Work required:
Transcribe each line of the records below exactly, excluding any embedded images.

• • • • •

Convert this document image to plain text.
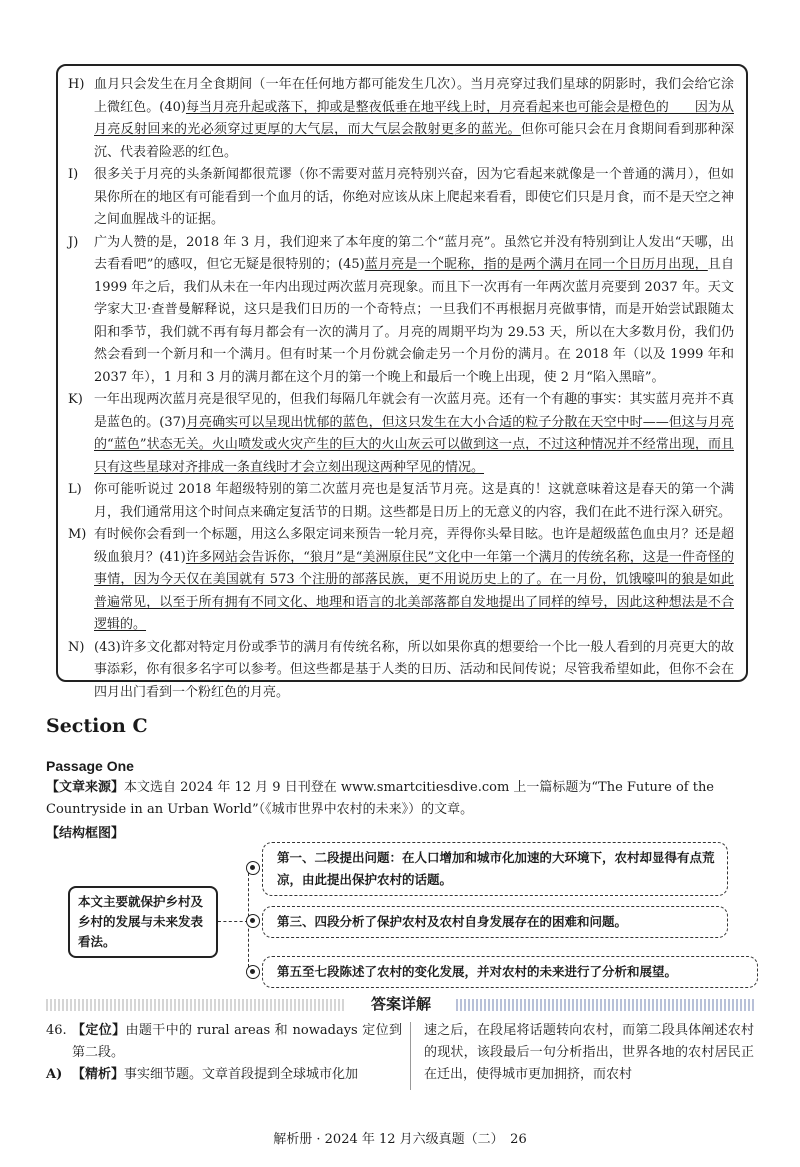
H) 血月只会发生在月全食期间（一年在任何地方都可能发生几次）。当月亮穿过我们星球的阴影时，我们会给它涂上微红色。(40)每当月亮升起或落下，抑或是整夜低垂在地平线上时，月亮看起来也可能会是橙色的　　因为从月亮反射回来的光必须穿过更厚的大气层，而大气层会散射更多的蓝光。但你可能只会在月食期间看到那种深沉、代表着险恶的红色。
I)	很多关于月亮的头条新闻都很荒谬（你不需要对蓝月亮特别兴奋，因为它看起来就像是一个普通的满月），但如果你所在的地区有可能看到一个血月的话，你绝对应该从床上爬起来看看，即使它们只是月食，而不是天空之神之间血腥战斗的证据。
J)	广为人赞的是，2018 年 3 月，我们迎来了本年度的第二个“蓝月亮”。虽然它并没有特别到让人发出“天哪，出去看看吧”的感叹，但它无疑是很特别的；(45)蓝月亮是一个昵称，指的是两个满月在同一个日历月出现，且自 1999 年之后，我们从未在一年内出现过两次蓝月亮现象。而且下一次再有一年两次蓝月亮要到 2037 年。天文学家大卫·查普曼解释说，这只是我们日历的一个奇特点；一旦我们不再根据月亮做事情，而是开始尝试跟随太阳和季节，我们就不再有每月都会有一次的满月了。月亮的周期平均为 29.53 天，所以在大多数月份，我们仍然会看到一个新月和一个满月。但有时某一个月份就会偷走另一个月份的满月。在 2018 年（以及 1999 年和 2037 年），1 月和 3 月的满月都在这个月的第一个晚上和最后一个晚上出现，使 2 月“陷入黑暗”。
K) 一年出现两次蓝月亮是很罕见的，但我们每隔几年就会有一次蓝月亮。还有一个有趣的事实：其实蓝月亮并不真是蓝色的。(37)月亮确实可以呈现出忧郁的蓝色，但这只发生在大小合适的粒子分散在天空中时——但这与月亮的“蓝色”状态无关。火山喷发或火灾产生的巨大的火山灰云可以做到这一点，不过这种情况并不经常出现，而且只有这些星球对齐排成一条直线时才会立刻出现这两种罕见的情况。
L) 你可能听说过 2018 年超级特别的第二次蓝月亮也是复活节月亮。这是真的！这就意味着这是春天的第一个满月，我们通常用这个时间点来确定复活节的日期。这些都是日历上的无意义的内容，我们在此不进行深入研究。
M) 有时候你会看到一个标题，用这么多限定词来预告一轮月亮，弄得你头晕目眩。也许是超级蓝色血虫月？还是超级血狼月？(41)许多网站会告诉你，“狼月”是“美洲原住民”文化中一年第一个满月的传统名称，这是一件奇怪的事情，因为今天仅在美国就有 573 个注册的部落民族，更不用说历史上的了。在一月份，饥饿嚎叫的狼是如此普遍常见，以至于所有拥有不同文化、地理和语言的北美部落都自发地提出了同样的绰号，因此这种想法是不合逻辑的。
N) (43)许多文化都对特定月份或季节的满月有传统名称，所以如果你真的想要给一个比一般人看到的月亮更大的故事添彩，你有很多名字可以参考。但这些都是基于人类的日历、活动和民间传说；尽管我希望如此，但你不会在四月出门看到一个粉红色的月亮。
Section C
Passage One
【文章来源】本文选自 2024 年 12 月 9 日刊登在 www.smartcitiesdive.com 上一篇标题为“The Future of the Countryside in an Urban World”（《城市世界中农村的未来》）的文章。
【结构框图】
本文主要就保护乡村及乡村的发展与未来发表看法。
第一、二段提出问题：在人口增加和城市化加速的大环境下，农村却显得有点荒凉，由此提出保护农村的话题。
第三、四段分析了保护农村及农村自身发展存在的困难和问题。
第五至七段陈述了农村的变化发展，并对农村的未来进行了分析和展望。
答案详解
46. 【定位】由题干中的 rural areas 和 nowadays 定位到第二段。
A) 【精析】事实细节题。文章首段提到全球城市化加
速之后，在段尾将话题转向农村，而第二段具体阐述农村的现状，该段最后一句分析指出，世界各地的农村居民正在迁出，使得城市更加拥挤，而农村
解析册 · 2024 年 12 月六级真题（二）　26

• • • • •

Final answer:
Convert this document image to plain text.
H) 血月只会发生在月全食期间（一年在任何地方都可能发生几次）。当月亮穿过我们星球的阴影时，我们会给它涂上微红色。(40)每当月亮升起或落下，抑或是整夜低垂在地平线上时，月亮看起来也可能会是橙色的　　因为从月亮反射回来的光必须穿过更厚的大气层，而大气层会散射更多的蓝光。但你可能只会在月食期间看到那种深沉、代表着险恶的红色。
I)	很多关于月亮的头条新闻都很荒谬（你不需要对蓝月亮特别兴奋，因为它看起来就像是一个普通的满月），但如果你所在的地区有可能看到一个血月的话，你绝对应该从床上爬起来看看，即使它们只是月食，而不是天空之神之间血腥战斗的证据。
J)	广为人赞的是，2018 年 3 月，我们迎来了本年度的第二个“蓝月亮”。虽然它并没有特别到让人发出“天哪，出去看看吧”的感叹，但它无疑是很特别的；(45)蓝月亮是一个昵称，指的是两个满月在同一个日历月出现，且自 1999 年之后，我们从未在一年内出现过两次蓝月亮现象。而且下一次再有一年两次蓝月亮要到 2037 年。天文学家大卫·查普曼解释说，这只是我们日历的一个奇特点；一旦我们不再根据月亮做事情，而是开始尝试跟随太阳和季节，我们就不再有每月都会有一次的满月了。月亮的周期平均为 29.53 天，所以在大多数月份，我们仍然会看到一个新月和一个满月。但有时某一个月份就会偷走另一个月份的满月。在 2018 年（以及 1999 年和 2037 年），1 月和 3 月的满月都在这个月的第一个晚上和最后一个晚上出现，使 2 月“陷入黑暗”。
K) 一年出现两次蓝月亮是很罕见的，但我们每隔几年就会有一次蓝月亮。还有一个有趣的事实：其实蓝月亮并不真是蓝色的。(37)月亮确实可以呈现出忧郁的蓝色，但这只发生在大小合适的粒子分散在天空中时——但这与月亮的“蓝色”状态无关。火山喷发或火灾产生的巨大的火山灰云可以做到这一点，不过这种情况并不经常出现，而且只有这些星球对齐排成一条直线时才会立刻出现这两种罕见的情况。
L) 你可能听说过 2018 年超级特别的第二次蓝月亮也是复活节月亮。这是真的！这就意味着这是春天的第一个满月，我们通常用这个时间点来确定复活节的日期。这些都是日历上的无意义的内容，我们在此不进行深入研究。
M) 有时候你会看到一个标题，用这么多限定词来预告一轮月亮，弄得你头晕目眩。也许是超级蓝色血虫月？还是超级血狼月？(41)许多网站会告诉你，“狼月”是“美洲原住民”文化中一年第一个满月的传统名称，这是一件奇怪的事情，因为今天仅在美国就有 573 个注册的部落民族，更不用说历史上的了。在一月份，饥饿嚎叫的狼是如此普遍常见，以至于所有拥有不同文化、地理和语言的北美部落都自发地提出了同样的绰号，因此这种想法是不合逻辑的。
N) (43)许多文化都对特定月份或季节的满月有传统名称，所以如果你真的想要给一个比一般人看到的月亮更大的故事添彩，你有很多名字可以参考。但这些都是基于人类的日历、活动和民间传说；尽管我希望如此，但你不会在四月出门看到一个粉红色的月亮。
Section C
Passage One
【文章来源】本文选自 2024 年 12 月 9 日刊登在 www.smartcitiesdive.com 上一篇标题为“The Future of the Countryside in an Urban World”（《城市世界中农村的未来》）的文章。
【结构框图】
本文主要就保护乡村及乡村的发展与未来发表看法。
第一、二段提出问题：在人口增加和城市化加速的大环境下，农村却显得有点荒凉，由此提出保护农村的话题。
第三、四段分析了保护农村及农村自身发展存在的困难和问题。
第五至七段陈述了农村的变化发展，并对农村的未来进行了分析和展望。
答案详解
46. 【定位】由题干中的 rural areas 和 nowadays 定位到第二段。
A) 【精析】事实细节题。文章首段提到全球城市化加
速之后，在段尾将话题转向农村，而第二段具体阐述农村的现状，该段最后一句分析指出，世界各地的农村居民正在迁出，使得城市更加拥挤，而农村
解析册 · 2024 年 12 月六级真题（二）　26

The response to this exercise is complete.